THE TASK
Print the records below word for word, but leave out the pictures.

┄┄┄┄┄┄┄┄┄┄

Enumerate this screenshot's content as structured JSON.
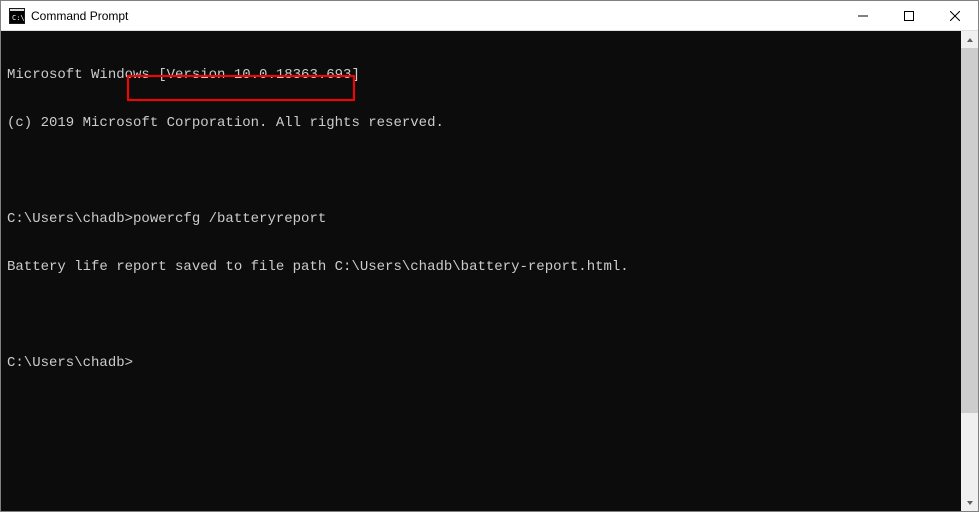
{
  "titlebar": {
    "title": "Command Prompt",
    "icon_name": "cmd-icon"
  },
  "terminal": {
    "lines": [
      "Microsoft Windows [Version 10.0.18363.693]",
      "(c) 2019 Microsoft Corporation. All rights reserved.",
      "",
      "C:\\Users\\chadb>powercfg /batteryreport",
      "Battery life report saved to file path C:\\Users\\chadb\\battery-report.html.",
      "",
      "C:\\Users\\chadb>"
    ]
  }
}
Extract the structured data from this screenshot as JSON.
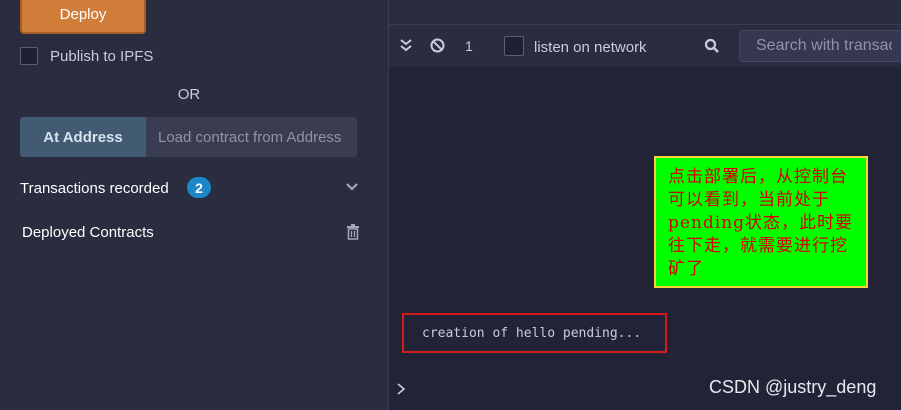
{
  "deploy": {
    "button_label": "Deploy",
    "publish_label": "Publish to IPFS",
    "or_text": "OR",
    "at_address_label": "At Address",
    "address_placeholder": "Load contract from Address"
  },
  "transactions": {
    "label": "Transactions recorded",
    "count": "2"
  },
  "deployed": {
    "label": "Deployed Contracts"
  },
  "terminal": {
    "pending_count": "1",
    "listen_label": "listen on network",
    "search_placeholder": "Search with transaction hash or address",
    "log_line": "creation of hello pending...",
    "note_text": "点击部署后，从控制台可以看到，当前处于pending状态，此时要往下走，就需要进行挖矿了"
  },
  "watermark": "CSDN @justry_deng",
  "colors": {
    "deploy_button": "#d07d3a",
    "badge": "#1e87c7",
    "note_background": "#00ff00",
    "note_text": "#d40000",
    "highlight_border": "#d41c1c"
  }
}
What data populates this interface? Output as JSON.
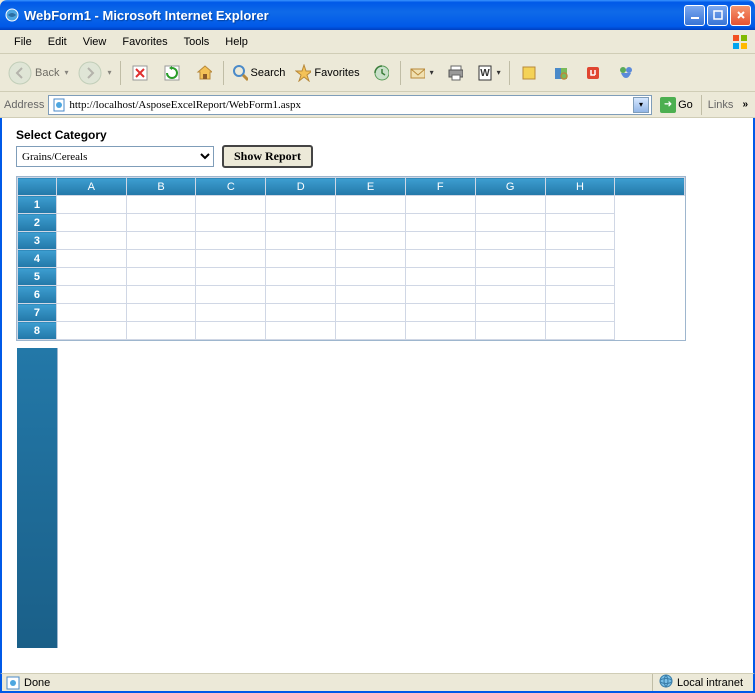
{
  "window": {
    "title": "WebForm1 - Microsoft Internet Explorer"
  },
  "menu": {
    "items": [
      "File",
      "Edit",
      "View",
      "Favorites",
      "Tools",
      "Help"
    ]
  },
  "toolbar": {
    "back_label": "Back",
    "search_label": "Search",
    "favorites_label": "Favorites"
  },
  "address": {
    "label": "Address",
    "url": "http://localhost/AsposeExcelReport/WebForm1.aspx",
    "go_label": "Go",
    "links_label": "Links"
  },
  "page": {
    "select_category_label": "Select Category",
    "selected_category": "Grains/Cereals",
    "show_report_label": "Show Report",
    "columns": [
      "A",
      "B",
      "C",
      "D",
      "E",
      "F",
      "G",
      "H"
    ],
    "rows": [
      "1",
      "2",
      "3",
      "4",
      "5",
      "6",
      "7",
      "8"
    ]
  },
  "status": {
    "text": "Done",
    "zone": "Local intranet"
  }
}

┄┄┄┄┄┄┄┄┄┄

ANSWER TO THE TASK
Enumerate this screenshot's content as structured JSON.
{
  "titlebar": {
    "title": "Command Prompt",
    "icon_name": "cmd-icon"
  },
  "terminal": {
    "lines": [
      "Microsoft Windows [Version 10.0.18363.693]",
      "(c) 2019 Microsoft Corporation. All rights reserved.",
      "",
      "C:\\Users\\chadb>powercfg /batteryreport",
      "Battery life report saved to file path C:\\Users\\chadb\\battery-report.html.",
      "",
      "C:\\Users\\chadb>"
    ]
  }
}
Extract the structured data from this screenshot as JSON.
{
  "deploy": {
    "button_label": "Deploy",
    "publish_label": "Publish to IPFS",
    "or_text": "OR",
    "at_address_label": "At Address",
    "address_placeholder": "Load contract from Address"
  },
  "transactions": {
    "label": "Transactions recorded",
    "count": "2"
  },
  "deployed": {
    "label": "Deployed Contracts"
  },
  "terminal": {
    "pending_count": "1",
    "listen_label": "listen on network",
    "search_placeholder": "Search with transaction hash or address",
    "log_line": "creation of hello pending...",
    "note_text": "点击部署后，从控制台可以看到，当前处于pending状态，此时要往下走，就需要进行挖矿了"
  },
  "watermark": "CSDN @justry_deng",
  "colors": {
    "deploy_button": "#d07d3a",
    "badge": "#1e87c7",
    "note_background": "#00ff00",
    "note_text": "#d40000",
    "highlight_border": "#d41c1c"
  }
}
What data populates this interface? Output as JSON.
{
  "window": {
    "title": "WebForm1 - Microsoft Internet Explorer"
  },
  "menu": {
    "items": [
      "File",
      "Edit",
      "View",
      "Favorites",
      "Tools",
      "Help"
    ]
  },
  "toolbar": {
    "back_label": "Back",
    "search_label": "Search",
    "favorites_label": "Favorites"
  },
  "address": {
    "label": "Address",
    "url": "http://localhost/AsposeExcelReport/WebForm1.aspx",
    "go_label": "Go",
    "links_label": "Links"
  },
  "page": {
    "select_category_label": "Select Category",
    "selected_category": "Grains/Cereals",
    "show_report_label": "Show Report",
    "columns": [
      "A",
      "B",
      "C",
      "D",
      "E",
      "F",
      "G",
      "H"
    ],
    "rows": [
      "1",
      "2",
      "3",
      "4",
      "5",
      "6",
      "7",
      "8"
    ]
  },
  "status": {
    "text": "Done",
    "zone": "Local intranet"
  }
}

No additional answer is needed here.